→ **REQUIRED WORK**
Leave every picture out and write out the records below exactly.

[Dataset rows about figures]
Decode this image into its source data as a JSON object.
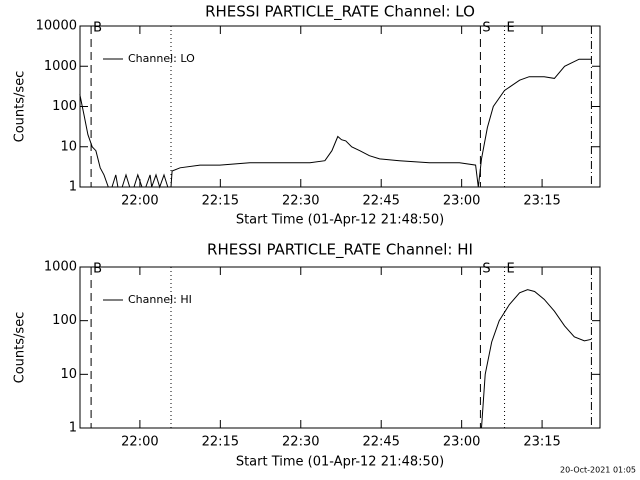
{
  "chart_data": [
    {
      "type": "line",
      "title": "RHESSI PARTICLE_RATE Channel: LO",
      "xlabel": "Start Time (01-Apr-12 21:48:50)",
      "ylabel": "Counts/sec",
      "log_y": true,
      "legend": "upper left",
      "ylim": [
        1,
        10000
      ],
      "yticks": [
        1,
        10,
        100,
        1000,
        10000
      ],
      "xlim": [
        1308.83,
        1405.8
      ],
      "xticks": [
        {
          "value": 1320,
          "label": "22:00"
        },
        {
          "value": 1335,
          "label": "22:15"
        },
        {
          "value": 1350,
          "label": "22:30"
        },
        {
          "value": 1365,
          "label": "22:45"
        },
        {
          "value": 1380,
          "label": "23:00"
        },
        {
          "value": 1395,
          "label": "23:15"
        }
      ],
      "markers": [
        {
          "x": 1310.9,
          "style": "dashed",
          "label": "B"
        },
        {
          "x": 1325.8,
          "style": "dotted"
        },
        {
          "x": 1383.5,
          "style": "dashed",
          "label": "S"
        },
        {
          "x": 1388.0,
          "style": "dotted",
          "label": "E"
        },
        {
          "x": 1404.2,
          "style": "dashdot"
        }
      ],
      "series": [
        {
          "name": "Channel: LO",
          "color": "#000000",
          "x": [
            1308.8,
            1309.6,
            1310.3,
            1311.1,
            1311.8,
            1312.6,
            1313.3,
            1314.1,
            1314.8,
            1315.5,
            1315.9,
            1316.7,
            1317.4,
            1318.1,
            1318.9,
            1319.6,
            1320.4,
            1321.1,
            1321.9,
            1322.2,
            1323.0,
            1323.7,
            1324.5,
            1325.2,
            1325.8,
            1326.0,
            1327.5,
            1331.2,
            1334.9,
            1340.5,
            1346.1,
            1351.7,
            1354.5,
            1355.8,
            1356.9,
            1357.6,
            1358.4,
            1359.5,
            1361.0,
            1362.8,
            1364.7,
            1368.4,
            1374.0,
            1379.6,
            1382.6,
            1383.1,
            1383.7,
            1384.8,
            1385.9,
            1388.0,
            1390.8,
            1392.6,
            1395.4,
            1397.3,
            1399.2,
            1401.9,
            1404.2
          ],
          "values": [
            200,
            60,
            20,
            10,
            8,
            3,
            2,
            1,
            1,
            2,
            1,
            1,
            2,
            1,
            1,
            2,
            1,
            1,
            2,
            1,
            2,
            1,
            2,
            1,
            1,
            2.5,
            3,
            3.5,
            3.5,
            4,
            4,
            4,
            4.5,
            8,
            18,
            15,
            14,
            10,
            8,
            6,
            5,
            4.5,
            4,
            4,
            3.5,
            1,
            5,
            30,
            100,
            250,
            450,
            550,
            550,
            500,
            1000,
            1500,
            1500
          ]
        }
      ]
    },
    {
      "type": "line",
      "title": "RHESSI PARTICLE_RATE Channel: HI",
      "xlabel": "Start Time (01-Apr-12 21:48:50)",
      "ylabel": "Counts/sec",
      "log_y": true,
      "legend": "upper left",
      "ylim": [
        1,
        1000
      ],
      "yticks": [
        1,
        10,
        100,
        1000
      ],
      "xlim": [
        1308.83,
        1405.8
      ],
      "xticks": [
        {
          "value": 1320,
          "label": "22:00"
        },
        {
          "value": 1335,
          "label": "22:15"
        },
        {
          "value": 1350,
          "label": "22:30"
        },
        {
          "value": 1365,
          "label": "22:45"
        },
        {
          "value": 1380,
          "label": "23:00"
        },
        {
          "value": 1395,
          "label": "23:15"
        }
      ],
      "markers": [
        {
          "x": 1310.9,
          "style": "dashed",
          "label": "B"
        },
        {
          "x": 1325.8,
          "style": "dotted"
        },
        {
          "x": 1383.5,
          "style": "dashed",
          "label": "S"
        },
        {
          "x": 1388.0,
          "style": "dotted",
          "label": "E"
        },
        {
          "x": 1404.2,
          "style": "dashdot"
        }
      ],
      "series": [
        {
          "name": "Channel: HI",
          "color": "#000000",
          "x": [
            1383.7,
            1384.4,
            1385.6,
            1387.0,
            1388.9,
            1390.8,
            1392.3,
            1393.6,
            1395.4,
            1397.3,
            1399.2,
            1401.0,
            1402.9,
            1404.2
          ],
          "values": [
            1,
            10,
            40,
            100,
            200,
            330,
            380,
            350,
            250,
            150,
            80,
            50,
            42,
            45
          ]
        }
      ]
    }
  ],
  "timestamp": "20-Oct-2021 01:05"
}
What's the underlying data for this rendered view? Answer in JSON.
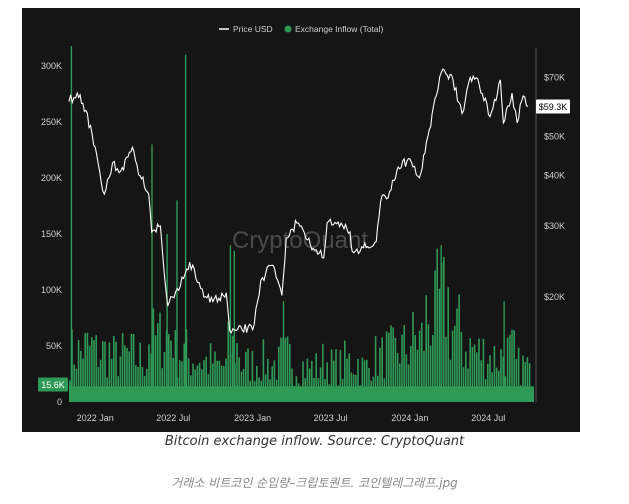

→ **EXERCISE ANSWER**
Decode this image into its source data as a JSON object.
{
  "chart_data": [
    {
      "type": "line",
      "title": "RHESSI PARTICLE_RATE Channel: LO",
      "xlabel": "Start Time (01-Apr-12 21:48:50)",
      "ylabel": "Counts/sec",
      "log_y": true,
      "legend": "upper left",
      "ylim": [
        1,
        10000
      ],
      "yticks": [
        1,
        10,
        100,
        1000,
        10000
      ],
      "xlim": [
        1308.83,
        1405.8
      ],
      "xticks": [
        {
          "value": 1320,
          "label": "22:00"
        },
        {
          "value": 1335,
          "label": "22:15"
        },
        {
          "value": 1350,
          "label": "22:30"
        },
        {
          "value": 1365,
          "label": "22:45"
        },
        {
          "value": 1380,
          "label": "23:00"
        },
        {
          "value": 1395,
          "label": "23:15"
        }
      ],
      "markers": [
        {
          "x": 1310.9,
          "style": "dashed",
          "label": "B"
        },
        {
          "x": 1325.8,
          "style": "dotted"
        },
        {
          "x": 1383.5,
          "style": "dashed",
          "label": "S"
        },
        {
          "x": 1388.0,
          "style": "dotted",
          "label": "E"
        },
        {
          "x": 1404.2,
          "style": "dashdot"
        }
      ],
      "series": [
        {
          "name": "Channel: LO",
          "color": "#000000",
          "x": [
            1308.8,
            1309.6,
            1310.3,
            1311.1,
            1311.8,
            1312.6,
            1313.3,
            1314.1,
            1314.8,
            1315.5,
            1315.9,
            1316.7,
            1317.4,
            1318.1,
            1318.9,
            1319.6,
            1320.4,
            1321.1,
            1321.9,
            1322.2,
            1323.0,
            1323.7,
            1324.5,
            1325.2,
            1325.8,
            1326.0,
            1327.5,
            1331.2,
            1334.9,
            1340.5,
            1346.1,
            1351.7,
            1354.5,
            1355.8,
            1356.9,
            1357.6,
            1358.4,
            1359.5,
            1361.0,
            1362.8,
            1364.7,
            1368.4,
            1374.0,
            1379.6,
            1382.6,
            1383.1,
            1383.7,
            1384.8,
            1385.9,
            1388.0,
            1390.8,
            1392.6,
            1395.4,
            1397.3,
            1399.2,
            1401.9,
            1404.2
          ],
          "values": [
            200,
            60,
            20,
            10,
            8,
            3,
            2,
            1,
            1,
            2,
            1,
            1,
            2,
            1,
            1,
            2,
            1,
            1,
            2,
            1,
            2,
            1,
            2,
            1,
            1,
            2.5,
            3,
            3.5,
            3.5,
            4,
            4,
            4,
            4.5,
            8,
            18,
            15,
            14,
            10,
            8,
            6,
            5,
            4.5,
            4,
            4,
            3.5,
            1,
            5,
            30,
            100,
            250,
            450,
            550,
            550,
            500,
            1000,
            1500,
            1500
          ]
        }
      ]
    },
    {
      "type": "line",
      "title": "RHESSI PARTICLE_RATE Channel: HI",
      "xlabel": "Start Time (01-Apr-12 21:48:50)",
      "ylabel": "Counts/sec",
      "log_y": true,
      "legend": "upper left",
      "ylim": [
        1,
        1000
      ],
      "yticks": [
        1,
        10,
        100,
        1000
      ],
      "xlim": [
        1308.83,
        1405.8
      ],
      "xticks": [
        {
          "value": 1320,
          "label": "22:00"
        },
        {
          "value": 1335,
          "label": "22:15"
        },
        {
          "value": 1350,
          "label": "22:30"
        },
        {
          "value": 1365,
          "label": "22:45"
        },
        {
          "value": 1380,
          "label": "23:00"
        },
        {
          "value": 1395,
          "label": "23:15"
        }
      ],
      "markers": [
        {
          "x": 1310.9,
          "style": "dashed",
          "label": "B"
        },
        {
          "x": 1325.8,
          "style": "dotted"
        },
        {
          "x": 1383.5,
          "style": "dashed",
          "label": "S"
        },
        {
          "x": 1388.0,
          "style": "dotted",
          "label": "E"
        },
        {
          "x": 1404.2,
          "style": "dashdot"
        }
      ],
      "series": [
        {
          "name": "Channel: HI",
          "color": "#000000",
          "x": [
            1383.7,
            1384.4,
            1385.6,
            1387.0,
            1388.9,
            1390.8,
            1392.3,
            1393.6,
            1395.4,
            1397.3,
            1399.2,
            1401.0,
            1402.9,
            1404.2
          ],
          "values": [
            1,
            10,
            40,
            100,
            200,
            330,
            380,
            350,
            250,
            150,
            80,
            50,
            42,
            45
          ]
        }
      ]
    }
  ],
  "timestamp": "20-Oct-2021 01:05"
}
What's the underlying data for this rendered view? Answer in JSON.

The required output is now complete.